▶ [What this task involves]: Search the data for the word "label". Reproduce every line where it is found.

==== Extracted entries

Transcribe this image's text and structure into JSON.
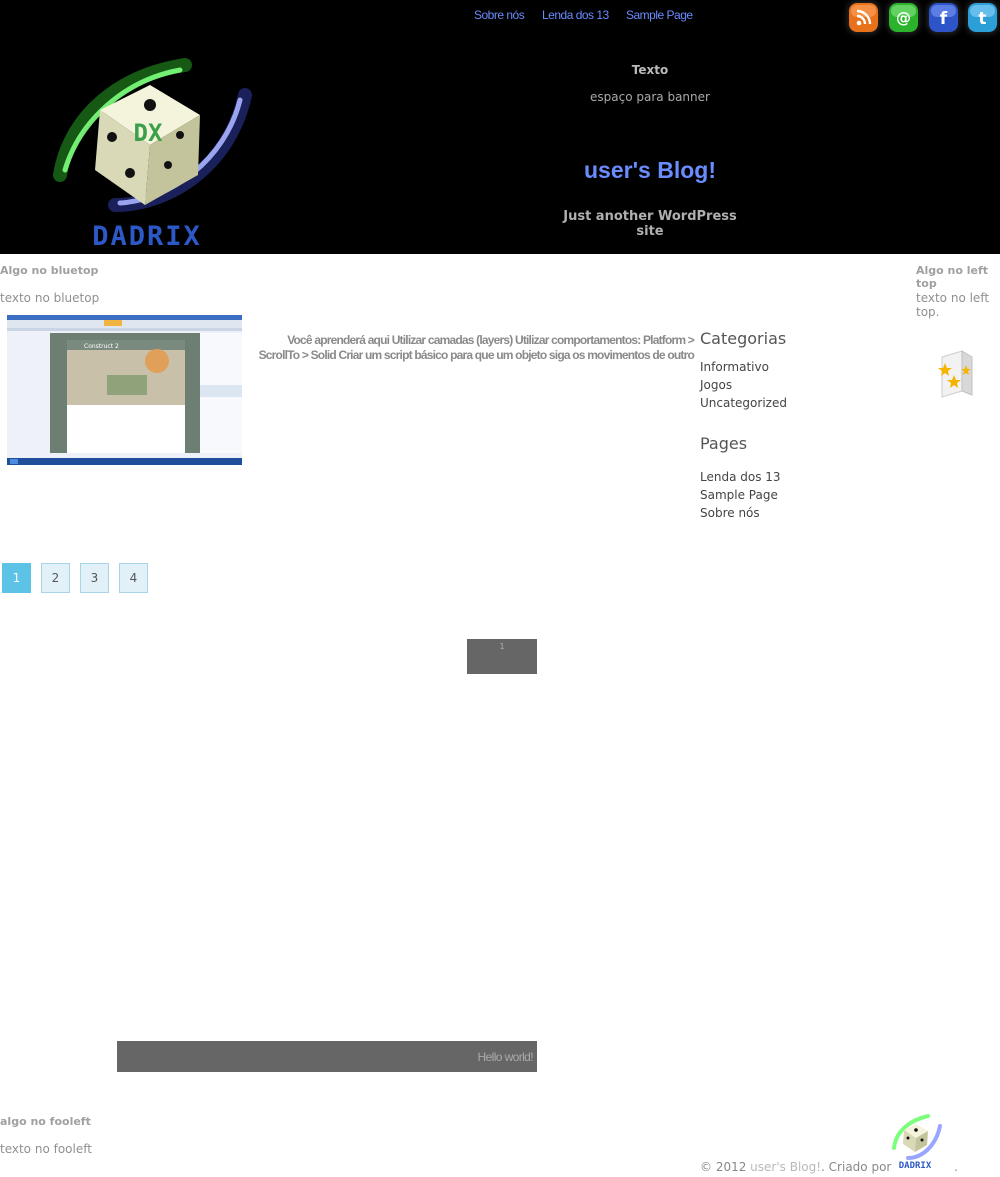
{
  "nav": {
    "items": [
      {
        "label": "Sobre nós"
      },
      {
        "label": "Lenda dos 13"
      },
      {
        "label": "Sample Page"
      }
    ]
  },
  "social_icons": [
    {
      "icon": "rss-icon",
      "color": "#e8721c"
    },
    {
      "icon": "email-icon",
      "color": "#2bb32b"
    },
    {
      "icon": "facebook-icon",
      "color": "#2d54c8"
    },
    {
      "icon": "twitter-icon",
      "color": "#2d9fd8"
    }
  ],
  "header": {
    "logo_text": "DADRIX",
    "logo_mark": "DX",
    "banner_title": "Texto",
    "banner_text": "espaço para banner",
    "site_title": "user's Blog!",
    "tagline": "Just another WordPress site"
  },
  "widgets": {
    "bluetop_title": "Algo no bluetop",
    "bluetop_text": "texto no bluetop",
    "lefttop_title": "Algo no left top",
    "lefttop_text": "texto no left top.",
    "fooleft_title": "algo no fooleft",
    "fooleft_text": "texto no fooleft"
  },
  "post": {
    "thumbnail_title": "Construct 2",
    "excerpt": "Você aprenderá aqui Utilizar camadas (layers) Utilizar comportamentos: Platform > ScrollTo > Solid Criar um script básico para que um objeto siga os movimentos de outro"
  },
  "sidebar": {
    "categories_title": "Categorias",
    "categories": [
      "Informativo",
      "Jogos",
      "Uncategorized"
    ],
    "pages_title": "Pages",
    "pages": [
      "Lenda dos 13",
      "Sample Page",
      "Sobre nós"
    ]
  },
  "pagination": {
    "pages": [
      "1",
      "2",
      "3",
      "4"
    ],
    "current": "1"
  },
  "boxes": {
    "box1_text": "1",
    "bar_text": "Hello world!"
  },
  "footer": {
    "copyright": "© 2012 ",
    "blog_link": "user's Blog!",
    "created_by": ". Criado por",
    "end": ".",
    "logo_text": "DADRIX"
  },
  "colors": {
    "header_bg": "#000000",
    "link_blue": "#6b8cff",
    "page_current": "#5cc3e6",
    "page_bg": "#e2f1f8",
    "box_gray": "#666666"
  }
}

========

▶ [Response to this task]:
        "label": "Sobre nós"
        "label": "Lenda dos 13"
        "label": "Sample Page"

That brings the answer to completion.